== SOURCE RECORDS
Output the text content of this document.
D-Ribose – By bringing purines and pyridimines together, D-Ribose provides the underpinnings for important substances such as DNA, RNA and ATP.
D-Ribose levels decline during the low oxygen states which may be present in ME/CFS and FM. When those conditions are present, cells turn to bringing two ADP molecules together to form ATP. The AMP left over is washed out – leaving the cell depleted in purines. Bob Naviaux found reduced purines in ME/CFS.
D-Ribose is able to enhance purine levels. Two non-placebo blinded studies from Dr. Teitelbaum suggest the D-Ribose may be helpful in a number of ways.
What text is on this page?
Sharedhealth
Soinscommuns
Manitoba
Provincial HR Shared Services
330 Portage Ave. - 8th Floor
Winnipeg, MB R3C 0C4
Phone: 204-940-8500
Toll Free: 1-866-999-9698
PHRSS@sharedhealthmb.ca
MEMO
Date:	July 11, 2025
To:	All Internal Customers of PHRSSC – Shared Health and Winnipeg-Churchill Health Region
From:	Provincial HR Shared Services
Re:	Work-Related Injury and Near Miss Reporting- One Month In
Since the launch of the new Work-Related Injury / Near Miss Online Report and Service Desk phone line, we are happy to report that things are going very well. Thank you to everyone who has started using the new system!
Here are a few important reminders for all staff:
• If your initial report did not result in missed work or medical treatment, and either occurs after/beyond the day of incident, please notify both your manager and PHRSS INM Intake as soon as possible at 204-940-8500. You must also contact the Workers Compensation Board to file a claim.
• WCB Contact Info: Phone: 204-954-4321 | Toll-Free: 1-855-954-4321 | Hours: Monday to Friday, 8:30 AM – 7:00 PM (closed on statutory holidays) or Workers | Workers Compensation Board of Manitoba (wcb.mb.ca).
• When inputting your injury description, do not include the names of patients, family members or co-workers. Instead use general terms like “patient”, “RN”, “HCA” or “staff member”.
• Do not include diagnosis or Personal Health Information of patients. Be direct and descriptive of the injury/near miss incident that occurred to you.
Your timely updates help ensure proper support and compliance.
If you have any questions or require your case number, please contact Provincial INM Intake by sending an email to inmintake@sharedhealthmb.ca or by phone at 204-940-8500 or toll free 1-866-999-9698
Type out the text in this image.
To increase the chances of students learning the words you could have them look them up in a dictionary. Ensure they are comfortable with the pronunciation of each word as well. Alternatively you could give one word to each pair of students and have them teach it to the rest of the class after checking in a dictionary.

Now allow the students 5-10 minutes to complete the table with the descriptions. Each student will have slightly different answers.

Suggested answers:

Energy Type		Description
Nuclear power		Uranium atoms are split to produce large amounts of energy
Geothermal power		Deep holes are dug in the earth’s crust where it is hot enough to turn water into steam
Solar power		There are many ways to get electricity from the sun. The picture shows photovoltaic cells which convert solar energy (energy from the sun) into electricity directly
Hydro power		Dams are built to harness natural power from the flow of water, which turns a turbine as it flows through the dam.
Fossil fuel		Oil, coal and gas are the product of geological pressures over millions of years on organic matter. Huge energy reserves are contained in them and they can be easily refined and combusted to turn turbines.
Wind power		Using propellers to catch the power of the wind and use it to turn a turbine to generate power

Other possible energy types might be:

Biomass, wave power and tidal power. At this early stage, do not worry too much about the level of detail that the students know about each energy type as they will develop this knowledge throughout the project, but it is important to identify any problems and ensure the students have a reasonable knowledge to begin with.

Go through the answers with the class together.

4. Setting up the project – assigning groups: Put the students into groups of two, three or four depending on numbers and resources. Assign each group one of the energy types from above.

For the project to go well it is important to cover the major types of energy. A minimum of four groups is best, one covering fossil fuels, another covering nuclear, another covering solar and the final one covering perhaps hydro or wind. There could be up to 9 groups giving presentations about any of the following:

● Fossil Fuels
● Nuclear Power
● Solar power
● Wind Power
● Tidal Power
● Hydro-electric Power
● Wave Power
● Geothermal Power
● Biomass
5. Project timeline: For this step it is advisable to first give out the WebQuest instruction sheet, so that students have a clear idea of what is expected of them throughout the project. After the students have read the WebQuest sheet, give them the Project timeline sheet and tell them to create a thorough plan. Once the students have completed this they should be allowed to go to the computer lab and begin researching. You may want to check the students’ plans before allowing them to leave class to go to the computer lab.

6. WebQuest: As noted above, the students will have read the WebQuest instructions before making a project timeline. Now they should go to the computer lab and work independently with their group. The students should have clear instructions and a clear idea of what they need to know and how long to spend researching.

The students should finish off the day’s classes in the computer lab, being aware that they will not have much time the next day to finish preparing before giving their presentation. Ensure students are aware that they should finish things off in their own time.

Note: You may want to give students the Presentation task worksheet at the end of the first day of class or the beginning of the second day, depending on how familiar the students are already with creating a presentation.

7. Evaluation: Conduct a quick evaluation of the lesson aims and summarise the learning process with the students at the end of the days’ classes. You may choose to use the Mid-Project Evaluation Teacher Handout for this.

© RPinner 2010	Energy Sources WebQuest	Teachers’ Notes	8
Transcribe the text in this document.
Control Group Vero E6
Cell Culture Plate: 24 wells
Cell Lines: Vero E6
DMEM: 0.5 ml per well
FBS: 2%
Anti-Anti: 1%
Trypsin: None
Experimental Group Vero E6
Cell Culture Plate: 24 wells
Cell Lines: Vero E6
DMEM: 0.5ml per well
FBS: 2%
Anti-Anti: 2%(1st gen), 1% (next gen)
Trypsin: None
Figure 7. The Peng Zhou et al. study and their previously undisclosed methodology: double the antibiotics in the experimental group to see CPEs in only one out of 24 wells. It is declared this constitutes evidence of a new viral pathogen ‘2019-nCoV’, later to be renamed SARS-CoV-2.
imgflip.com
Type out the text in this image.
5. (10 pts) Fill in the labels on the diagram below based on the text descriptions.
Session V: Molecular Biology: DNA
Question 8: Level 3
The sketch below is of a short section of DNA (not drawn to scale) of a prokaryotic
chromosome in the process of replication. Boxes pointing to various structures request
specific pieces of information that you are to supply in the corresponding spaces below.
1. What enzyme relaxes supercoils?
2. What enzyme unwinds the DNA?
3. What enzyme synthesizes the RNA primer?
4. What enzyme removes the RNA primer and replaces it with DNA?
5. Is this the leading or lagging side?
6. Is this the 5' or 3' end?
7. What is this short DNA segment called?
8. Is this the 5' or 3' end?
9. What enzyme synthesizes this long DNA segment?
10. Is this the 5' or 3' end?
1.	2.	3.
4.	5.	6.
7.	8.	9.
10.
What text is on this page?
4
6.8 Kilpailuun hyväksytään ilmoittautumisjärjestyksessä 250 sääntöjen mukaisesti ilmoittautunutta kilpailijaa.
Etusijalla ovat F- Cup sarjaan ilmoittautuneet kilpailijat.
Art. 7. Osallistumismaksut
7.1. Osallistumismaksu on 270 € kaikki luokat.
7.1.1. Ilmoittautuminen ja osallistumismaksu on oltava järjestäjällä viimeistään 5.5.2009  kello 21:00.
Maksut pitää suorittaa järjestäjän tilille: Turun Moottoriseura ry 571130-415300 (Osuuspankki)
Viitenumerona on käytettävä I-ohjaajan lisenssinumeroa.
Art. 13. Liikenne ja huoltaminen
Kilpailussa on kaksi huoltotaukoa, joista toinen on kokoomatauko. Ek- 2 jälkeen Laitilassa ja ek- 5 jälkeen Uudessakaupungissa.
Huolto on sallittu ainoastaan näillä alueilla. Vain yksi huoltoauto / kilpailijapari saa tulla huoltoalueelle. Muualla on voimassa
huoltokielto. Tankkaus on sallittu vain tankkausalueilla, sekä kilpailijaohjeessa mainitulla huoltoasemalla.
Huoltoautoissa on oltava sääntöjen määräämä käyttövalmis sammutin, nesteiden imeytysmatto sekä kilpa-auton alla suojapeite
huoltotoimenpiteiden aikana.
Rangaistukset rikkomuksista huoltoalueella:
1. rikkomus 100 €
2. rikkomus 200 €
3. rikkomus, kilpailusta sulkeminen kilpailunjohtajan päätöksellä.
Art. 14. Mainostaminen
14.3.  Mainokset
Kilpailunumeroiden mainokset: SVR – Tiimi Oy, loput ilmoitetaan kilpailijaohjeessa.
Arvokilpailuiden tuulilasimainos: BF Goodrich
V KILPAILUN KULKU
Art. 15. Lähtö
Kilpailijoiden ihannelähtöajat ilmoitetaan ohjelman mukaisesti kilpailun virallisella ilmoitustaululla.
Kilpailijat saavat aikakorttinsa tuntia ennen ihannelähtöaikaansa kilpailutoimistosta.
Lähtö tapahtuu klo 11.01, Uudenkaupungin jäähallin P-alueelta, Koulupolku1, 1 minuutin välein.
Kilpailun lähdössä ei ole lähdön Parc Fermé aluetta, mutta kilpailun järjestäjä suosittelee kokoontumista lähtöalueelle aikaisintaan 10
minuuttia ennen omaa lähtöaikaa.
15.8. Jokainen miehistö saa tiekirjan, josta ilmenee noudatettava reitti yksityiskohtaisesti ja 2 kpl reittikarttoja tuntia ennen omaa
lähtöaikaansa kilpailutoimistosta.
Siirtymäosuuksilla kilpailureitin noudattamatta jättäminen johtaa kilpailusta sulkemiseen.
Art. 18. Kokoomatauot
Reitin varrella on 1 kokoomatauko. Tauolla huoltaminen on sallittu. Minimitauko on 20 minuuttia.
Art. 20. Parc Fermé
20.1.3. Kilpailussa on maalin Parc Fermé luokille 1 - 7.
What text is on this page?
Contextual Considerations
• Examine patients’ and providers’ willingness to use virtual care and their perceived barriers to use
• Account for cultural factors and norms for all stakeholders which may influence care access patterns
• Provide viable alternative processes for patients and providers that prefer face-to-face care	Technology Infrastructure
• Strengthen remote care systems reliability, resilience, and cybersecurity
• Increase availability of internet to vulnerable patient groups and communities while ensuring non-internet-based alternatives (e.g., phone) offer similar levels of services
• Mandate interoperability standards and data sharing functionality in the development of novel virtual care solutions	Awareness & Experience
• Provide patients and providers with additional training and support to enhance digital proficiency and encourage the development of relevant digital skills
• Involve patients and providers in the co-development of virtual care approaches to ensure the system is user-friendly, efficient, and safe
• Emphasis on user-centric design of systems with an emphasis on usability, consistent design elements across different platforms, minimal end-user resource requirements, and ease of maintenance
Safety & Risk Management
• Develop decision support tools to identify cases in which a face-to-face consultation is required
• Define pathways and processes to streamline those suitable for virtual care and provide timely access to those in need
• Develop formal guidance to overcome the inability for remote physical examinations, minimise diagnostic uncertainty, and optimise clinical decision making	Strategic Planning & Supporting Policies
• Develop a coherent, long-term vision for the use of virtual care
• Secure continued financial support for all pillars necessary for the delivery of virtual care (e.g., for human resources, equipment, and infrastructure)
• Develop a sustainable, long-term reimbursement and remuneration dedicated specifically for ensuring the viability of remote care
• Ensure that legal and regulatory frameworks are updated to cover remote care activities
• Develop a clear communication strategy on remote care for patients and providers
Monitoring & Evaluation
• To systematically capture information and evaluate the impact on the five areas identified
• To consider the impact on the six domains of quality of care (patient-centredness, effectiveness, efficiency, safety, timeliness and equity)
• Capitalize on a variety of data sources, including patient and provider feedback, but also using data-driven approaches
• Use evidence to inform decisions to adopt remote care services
====
[THE TASK] Report all lines in the records that include the string "sääntöjen".

[RESULT FOR THIS TASK]
6.8 Kilpailuun hyväksytään ilmoittautumisjärjestyksessä 250 sääntöjen mukaisesti ilmoittautunutta kilpailijaa.
Huoltoautoissa on oltava sääntöjen määräämä käyttövalmis sammutin, nesteiden imeytysmatto sekä kilpa-auton alla suojapeite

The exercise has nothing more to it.